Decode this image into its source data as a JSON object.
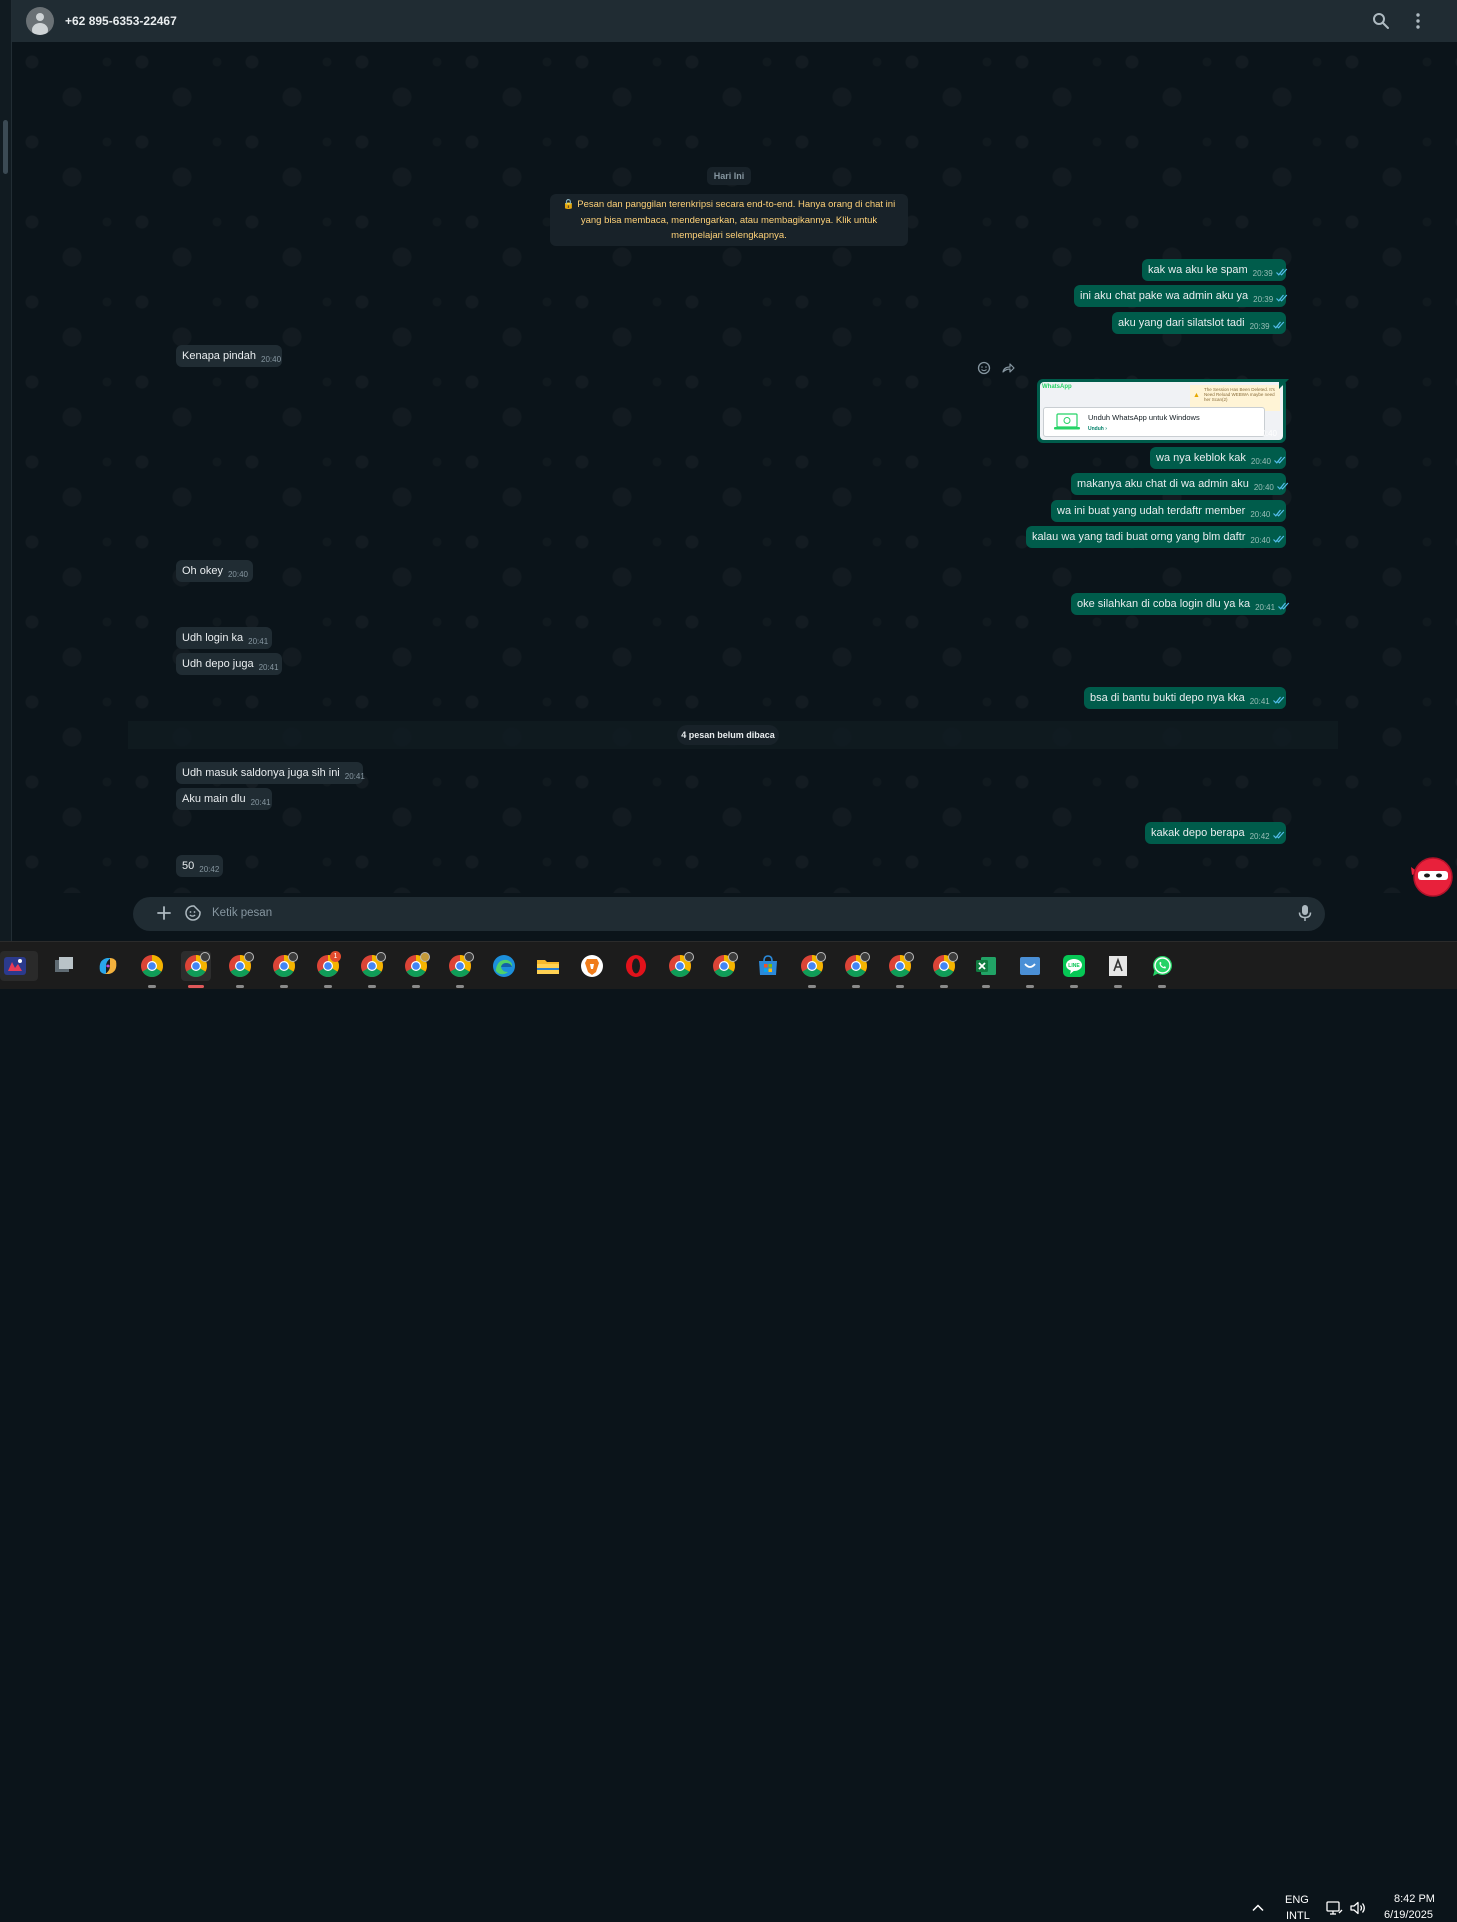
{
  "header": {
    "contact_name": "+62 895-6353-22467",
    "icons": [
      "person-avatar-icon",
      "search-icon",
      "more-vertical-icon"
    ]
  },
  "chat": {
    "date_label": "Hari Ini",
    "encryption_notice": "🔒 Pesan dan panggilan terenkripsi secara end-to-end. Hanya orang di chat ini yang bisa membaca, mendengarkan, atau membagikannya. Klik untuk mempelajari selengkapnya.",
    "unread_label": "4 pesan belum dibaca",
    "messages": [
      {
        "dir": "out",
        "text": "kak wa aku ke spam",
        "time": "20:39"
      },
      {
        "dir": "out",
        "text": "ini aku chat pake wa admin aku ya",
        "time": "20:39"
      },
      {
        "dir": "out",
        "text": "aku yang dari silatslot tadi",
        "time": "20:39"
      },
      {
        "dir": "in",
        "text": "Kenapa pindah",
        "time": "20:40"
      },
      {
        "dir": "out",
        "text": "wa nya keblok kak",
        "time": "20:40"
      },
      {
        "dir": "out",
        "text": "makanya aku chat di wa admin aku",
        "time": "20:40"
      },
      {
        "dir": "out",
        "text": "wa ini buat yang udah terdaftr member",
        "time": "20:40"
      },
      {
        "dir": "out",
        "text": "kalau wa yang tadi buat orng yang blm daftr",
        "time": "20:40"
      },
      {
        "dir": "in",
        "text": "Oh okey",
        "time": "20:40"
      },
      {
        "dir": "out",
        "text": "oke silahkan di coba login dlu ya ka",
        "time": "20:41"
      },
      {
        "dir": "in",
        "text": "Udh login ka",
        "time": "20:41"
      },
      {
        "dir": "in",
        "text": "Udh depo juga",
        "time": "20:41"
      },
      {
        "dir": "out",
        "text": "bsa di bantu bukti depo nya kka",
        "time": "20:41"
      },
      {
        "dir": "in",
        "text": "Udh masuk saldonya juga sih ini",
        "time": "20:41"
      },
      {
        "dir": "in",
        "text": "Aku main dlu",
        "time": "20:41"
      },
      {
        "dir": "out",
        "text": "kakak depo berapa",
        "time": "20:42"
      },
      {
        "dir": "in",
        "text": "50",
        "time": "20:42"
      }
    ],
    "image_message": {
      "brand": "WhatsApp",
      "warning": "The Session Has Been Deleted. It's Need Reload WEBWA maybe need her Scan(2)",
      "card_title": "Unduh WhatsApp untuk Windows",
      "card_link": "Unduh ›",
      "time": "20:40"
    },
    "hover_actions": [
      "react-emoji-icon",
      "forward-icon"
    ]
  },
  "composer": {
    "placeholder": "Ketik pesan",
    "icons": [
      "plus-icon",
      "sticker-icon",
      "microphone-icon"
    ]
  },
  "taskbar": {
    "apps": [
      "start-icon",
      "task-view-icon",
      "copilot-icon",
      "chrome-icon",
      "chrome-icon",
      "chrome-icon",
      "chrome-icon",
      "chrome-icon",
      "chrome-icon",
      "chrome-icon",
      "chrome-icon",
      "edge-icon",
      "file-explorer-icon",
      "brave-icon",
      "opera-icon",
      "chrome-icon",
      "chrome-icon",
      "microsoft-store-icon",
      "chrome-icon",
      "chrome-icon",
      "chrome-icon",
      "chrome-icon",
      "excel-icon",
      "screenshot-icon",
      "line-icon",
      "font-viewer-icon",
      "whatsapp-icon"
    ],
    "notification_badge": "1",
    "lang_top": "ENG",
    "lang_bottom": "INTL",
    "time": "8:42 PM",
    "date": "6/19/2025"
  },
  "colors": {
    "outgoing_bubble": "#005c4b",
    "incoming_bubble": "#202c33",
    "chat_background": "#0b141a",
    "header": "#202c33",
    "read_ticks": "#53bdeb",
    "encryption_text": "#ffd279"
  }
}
┄┄┄┄┄┄┄┄┄┄
Every line should be retyped exactly, with the pictures omitted.

Decode this image into its source data as a JSON object.
{
  "header": {
    "contact_name": "+62 895-6353-22467",
    "icons": [
      "person-avatar-icon",
      "search-icon",
      "more-vertical-icon"
    ]
  },
  "chat": {
    "date_label": "Hari Ini",
    "encryption_notice": "🔒 Pesan dan panggilan terenkripsi secara end-to-end. Hanya orang di chat ini yang bisa membaca, mendengarkan, atau membagikannya. Klik untuk mempelajari selengkapnya.",
    "unread_label": "4 pesan belum dibaca",
    "messages": [
      {
        "dir": "out",
        "text": "kak wa aku ke spam",
        "time": "20:39"
      },
      {
        "dir": "out",
        "text": "ini aku chat pake wa admin aku ya",
        "time": "20:39"
      },
      {
        "dir": "out",
        "text": "aku yang dari silatslot tadi",
        "time": "20:39"
      },
      {
        "dir": "in",
        "text": "Kenapa pindah",
        "time": "20:40"
      },
      {
        "dir": "out",
        "text": "wa nya keblok kak",
        "time": "20:40"
      },
      {
        "dir": "out",
        "text": "makanya aku chat di wa admin aku",
        "time": "20:40"
      },
      {
        "dir": "out",
        "text": "wa ini buat yang udah terdaftr member",
        "time": "20:40"
      },
      {
        "dir": "out",
        "text": "kalau wa yang tadi buat orng yang blm daftr",
        "time": "20:40"
      },
      {
        "dir": "in",
        "text": "Oh okey",
        "time": "20:40"
      },
      {
        "dir": "out",
        "text": "oke silahkan di coba login dlu ya ka",
        "time": "20:41"
      },
      {
        "dir": "in",
        "text": "Udh login ka",
        "time": "20:41"
      },
      {
        "dir": "in",
        "text": "Udh depo juga",
        "time": "20:41"
      },
      {
        "dir": "out",
        "text": "bsa di bantu bukti depo nya kka",
        "time": "20:41"
      },
      {
        "dir": "in",
        "text": "Udh masuk saldonya juga sih ini",
        "time": "20:41"
      },
      {
        "dir": "in",
        "text": "Aku main dlu",
        "time": "20:41"
      },
      {
        "dir": "out",
        "text": "kakak depo berapa",
        "time": "20:42"
      },
      {
        "dir": "in",
        "text": "50",
        "time": "20:42"
      }
    ],
    "image_message": {
      "brand": "WhatsApp",
      "warning": "The Session Has Been Deleted. It's Need Reload WEBWA maybe need her Scan(2)",
      "card_title": "Unduh WhatsApp untuk Windows",
      "card_link": "Unduh ›",
      "time": "20:40"
    },
    "hover_actions": [
      "react-emoji-icon",
      "forward-icon"
    ]
  },
  "composer": {
    "placeholder": "Ketik pesan",
    "icons": [
      "plus-icon",
      "sticker-icon",
      "microphone-icon"
    ]
  },
  "taskbar": {
    "apps": [
      "start-icon",
      "task-view-icon",
      "copilot-icon",
      "chrome-icon",
      "chrome-icon",
      "chrome-icon",
      "chrome-icon",
      "chrome-icon",
      "chrome-icon",
      "chrome-icon",
      "chrome-icon",
      "edge-icon",
      "file-explorer-icon",
      "brave-icon",
      "opera-icon",
      "chrome-icon",
      "chrome-icon",
      "microsoft-store-icon",
      "chrome-icon",
      "chrome-icon",
      "chrome-icon",
      "chrome-icon",
      "excel-icon",
      "screenshot-icon",
      "line-icon",
      "font-viewer-icon",
      "whatsapp-icon"
    ],
    "notification_badge": "1",
    "lang_top": "ENG",
    "lang_bottom": "INTL",
    "time": "8:42 PM",
    "date": "6/19/2025"
  },
  "colors": {
    "outgoing_bubble": "#005c4b",
    "incoming_bubble": "#202c33",
    "chat_background": "#0b141a",
    "header": "#202c33",
    "read_ticks": "#53bdeb",
    "encryption_text": "#ffd279"
  }
}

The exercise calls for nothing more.